[Items from a figure collection]
++++

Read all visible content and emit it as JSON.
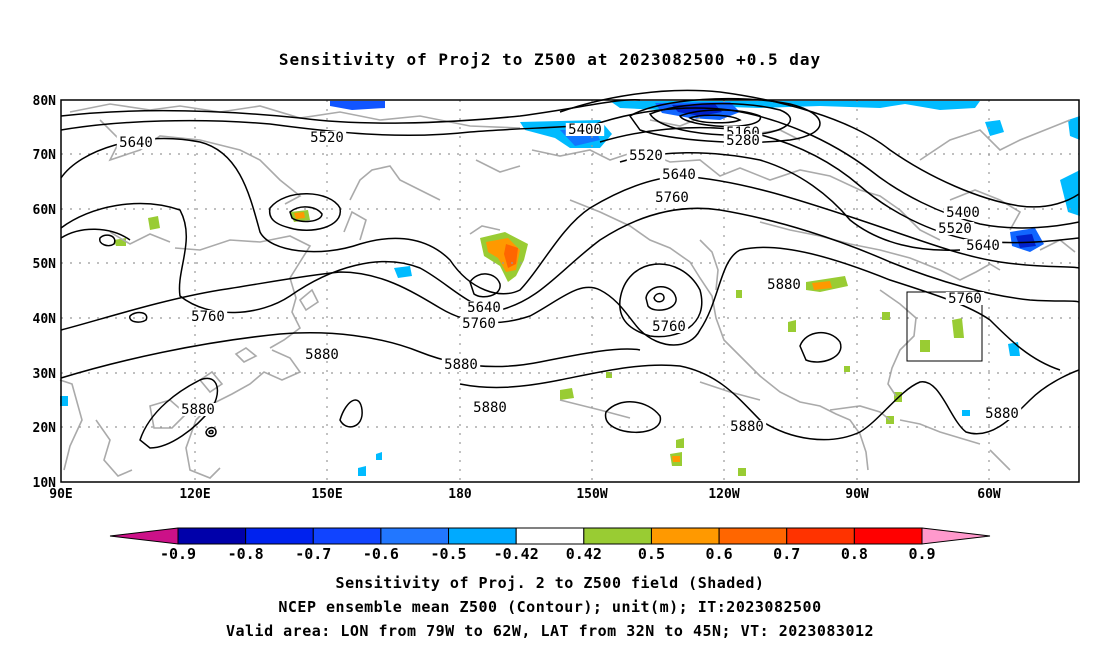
{
  "title": "Sensitivity of Proj2 to Z500 at 2023082500 +0.5 day",
  "captions": [
    "Sensitivity of Proj. 2 to Z500 field (Shaded)",
    "NCEP ensemble mean Z500 (Contour); unit(m); IT:2023082500",
    "Valid area: LON from 79W to 62W, LAT from 32N to 45N; VT: 2023083012"
  ],
  "map": {
    "lat_labels": [
      "80N",
      "70N",
      "60N",
      "50N",
      "40N",
      "30N",
      "20N",
      "10N"
    ],
    "lon_labels": [
      "90E",
      "120E",
      "150E",
      "180",
      "150W",
      "120W",
      "90W",
      "60W"
    ],
    "grid": true
  },
  "contour_labels": [
    {
      "text": "5640"
    },
    {
      "text": "5520"
    },
    {
      "text": "5400"
    },
    {
      "text": "5160"
    },
    {
      "text": "5280"
    },
    {
      "text": "5520"
    },
    {
      "text": "5640"
    },
    {
      "text": "5760"
    },
    {
      "text": "5400"
    },
    {
      "text": "5520"
    },
    {
      "text": "5640"
    },
    {
      "text": "5880"
    },
    {
      "text": "5760"
    },
    {
      "text": "5760"
    },
    {
      "text": "5640"
    },
    {
      "text": "5760"
    },
    {
      "text": "5760"
    },
    {
      "text": "5880"
    },
    {
      "text": "5880"
    },
    {
      "text": "5880"
    },
    {
      "text": "5880"
    },
    {
      "text": "5880"
    },
    {
      "text": "5880"
    }
  ],
  "colorbar": {
    "labels": [
      "-0.9",
      "-0.8",
      "-0.7",
      "-0.6",
      "-0.5",
      "-0.42",
      "0.42",
      "0.5",
      "0.6",
      "0.7",
      "0.8",
      "0.9"
    ],
    "colors": [
      "#0000aa",
      "#0022ee",
      "#1144ff",
      "#2277ff",
      "#00aaff",
      "#ffffff",
      "#99cc33",
      "#ff9900",
      "#ff6600",
      "#ff3300",
      "#ff0000"
    ],
    "low_extend_color": "#cc1188",
    "high_extend_color": "#ff99cc"
  }
}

++++

[WORK TO DO]
Return the full material word for word. Do not include the pictures.

[ANSWER TO THE PROBLEM]
Read all visible content and emit it as JSON.
{
  "title": "Sensitivity of Proj2 to Z500 at 2023082500 +0.5 day",
  "captions": [
    "Sensitivity of Proj. 2 to Z500 field (Shaded)",
    "NCEP ensemble mean Z500 (Contour); unit(m); IT:2023082500",
    "Valid area: LON from 79W to 62W, LAT from 32N to 45N; VT: 2023083012"
  ],
  "map": {
    "lat_labels": [
      "80N",
      "70N",
      "60N",
      "50N",
      "40N",
      "30N",
      "20N",
      "10N"
    ],
    "lon_labels": [
      "90E",
      "120E",
      "150E",
      "180",
      "150W",
      "120W",
      "90W",
      "60W"
    ],
    "grid": true
  },
  "contour_labels": [
    {
      "text": "5640"
    },
    {
      "text": "5520"
    },
    {
      "text": "5400"
    },
    {
      "text": "5160"
    },
    {
      "text": "5280"
    },
    {
      "text": "5520"
    },
    {
      "text": "5640"
    },
    {
      "text": "5760"
    },
    {
      "text": "5400"
    },
    {
      "text": "5520"
    },
    {
      "text": "5640"
    },
    {
      "text": "5880"
    },
    {
      "text": "5760"
    },
    {
      "text": "5760"
    },
    {
      "text": "5640"
    },
    {
      "text": "5760"
    },
    {
      "text": "5760"
    },
    {
      "text": "5880"
    },
    {
      "text": "5880"
    },
    {
      "text": "5880"
    },
    {
      "text": "5880"
    },
    {
      "text": "5880"
    },
    {
      "text": "5880"
    }
  ],
  "colorbar": {
    "labels": [
      "-0.9",
      "-0.8",
      "-0.7",
      "-0.6",
      "-0.5",
      "-0.42",
      "0.42",
      "0.5",
      "0.6",
      "0.7",
      "0.8",
      "0.9"
    ],
    "colors": [
      "#0000aa",
      "#0022ee",
      "#1144ff",
      "#2277ff",
      "#00aaff",
      "#ffffff",
      "#99cc33",
      "#ff9900",
      "#ff6600",
      "#ff3300",
      "#ff0000"
    ],
    "low_extend_color": "#cc1188",
    "high_extend_color": "#ff99cc"
  }
}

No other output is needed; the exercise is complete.